(begin)

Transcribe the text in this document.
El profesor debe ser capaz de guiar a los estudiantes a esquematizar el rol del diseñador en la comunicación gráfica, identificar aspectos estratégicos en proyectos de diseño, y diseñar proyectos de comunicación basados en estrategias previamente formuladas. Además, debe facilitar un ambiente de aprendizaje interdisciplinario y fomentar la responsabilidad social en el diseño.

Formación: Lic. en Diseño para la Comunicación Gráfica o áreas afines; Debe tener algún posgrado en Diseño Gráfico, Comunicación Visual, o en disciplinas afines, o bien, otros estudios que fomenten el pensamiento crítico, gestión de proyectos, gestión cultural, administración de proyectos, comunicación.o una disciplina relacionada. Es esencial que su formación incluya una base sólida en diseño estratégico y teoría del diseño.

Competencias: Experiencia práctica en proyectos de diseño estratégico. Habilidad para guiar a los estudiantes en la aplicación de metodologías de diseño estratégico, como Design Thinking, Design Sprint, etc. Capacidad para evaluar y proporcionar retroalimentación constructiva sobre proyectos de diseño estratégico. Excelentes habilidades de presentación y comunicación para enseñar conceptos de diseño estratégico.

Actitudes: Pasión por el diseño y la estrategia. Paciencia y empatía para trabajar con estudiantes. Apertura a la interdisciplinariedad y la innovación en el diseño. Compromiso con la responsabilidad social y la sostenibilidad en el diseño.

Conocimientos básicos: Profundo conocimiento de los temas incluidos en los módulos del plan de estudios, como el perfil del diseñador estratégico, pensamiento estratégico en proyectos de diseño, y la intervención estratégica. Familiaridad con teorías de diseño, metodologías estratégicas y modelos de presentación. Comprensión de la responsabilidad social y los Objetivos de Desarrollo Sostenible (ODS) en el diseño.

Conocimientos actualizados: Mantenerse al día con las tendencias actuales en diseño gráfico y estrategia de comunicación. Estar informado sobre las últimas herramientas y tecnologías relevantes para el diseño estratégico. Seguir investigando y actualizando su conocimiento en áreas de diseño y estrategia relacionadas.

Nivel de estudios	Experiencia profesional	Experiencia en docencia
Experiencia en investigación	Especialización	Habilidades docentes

(end)

» **Task directions**
Return every entry exactly as given.

» **Written reply**
Transcribe the text in this document.
El profesor debe ser capaz de guiar a los estudiantes a esquematizar el rol del diseñador en la comunicación gráfica, identificar aspectos estratégicos en proyectos de diseño, y diseñar proyectos de comunicación basados en estrategias previamente formuladas. Además, debe facilitar un ambiente de aprendizaje interdisciplinario y fomentar la responsabilidad social en el diseño.

Formación: Lic. en Diseño para la Comunicación Gráfica o áreas afines; Debe tener algún posgrado en Diseño Gráfico, Comunicación Visual, o en disciplinas afines, o bien, otros estudios que fomenten el pensamiento crítico, gestión de proyectos, gestión cultural, administración de proyectos, comunicación.o una disciplina relacionada. Es esencial que su formación incluya una base sólida en diseño estratégico y teoría del diseño.

Competencias: Experiencia práctica en proyectos de diseño estratégico. Habilidad para guiar a los estudiantes en la aplicación de metodologías de diseño estratégico, como Design Thinking, Design Sprint, etc. Capacidad para evaluar y proporcionar retroalimentación constructiva sobre proyectos de diseño estratégico. Excelentes habilidades de presentación y comunicación para enseñar conceptos de diseño estratégico.

Actitudes: Pasión por el diseño y la estrategia. Paciencia y empatía para trabajar con estudiantes. Apertura a la interdisciplinariedad y la innovación en el diseño. Compromiso con la responsabilidad social y la sostenibilidad en el diseño.

Conocimientos básicos: Profundo conocimiento de los temas incluidos en los módulos del plan de estudios, como el perfil del diseñador estratégico, pensamiento estratégico en proyectos de diseño, y la intervención estratégica. Familiaridad con teorías de diseño, metodologías estratégicas y modelos de presentación. Comprensión de la responsabilidad social y los Objetivos de Desarrollo Sostenible (ODS) en el diseño.

Conocimientos actualizados: Mantenerse al día con las tendencias actuales en diseño gráfico y estrategia de comunicación. Estar informado sobre las últimas herramientas y tecnologías relevantes para el diseño estratégico. Seguir investigando y actualizando su conocimiento en áreas de diseño y estrategia relacionadas.

Nivel de estudios	Experiencia profesional	Experiencia en docencia
Experiencia en investigación	Especialización	Habilidades docentes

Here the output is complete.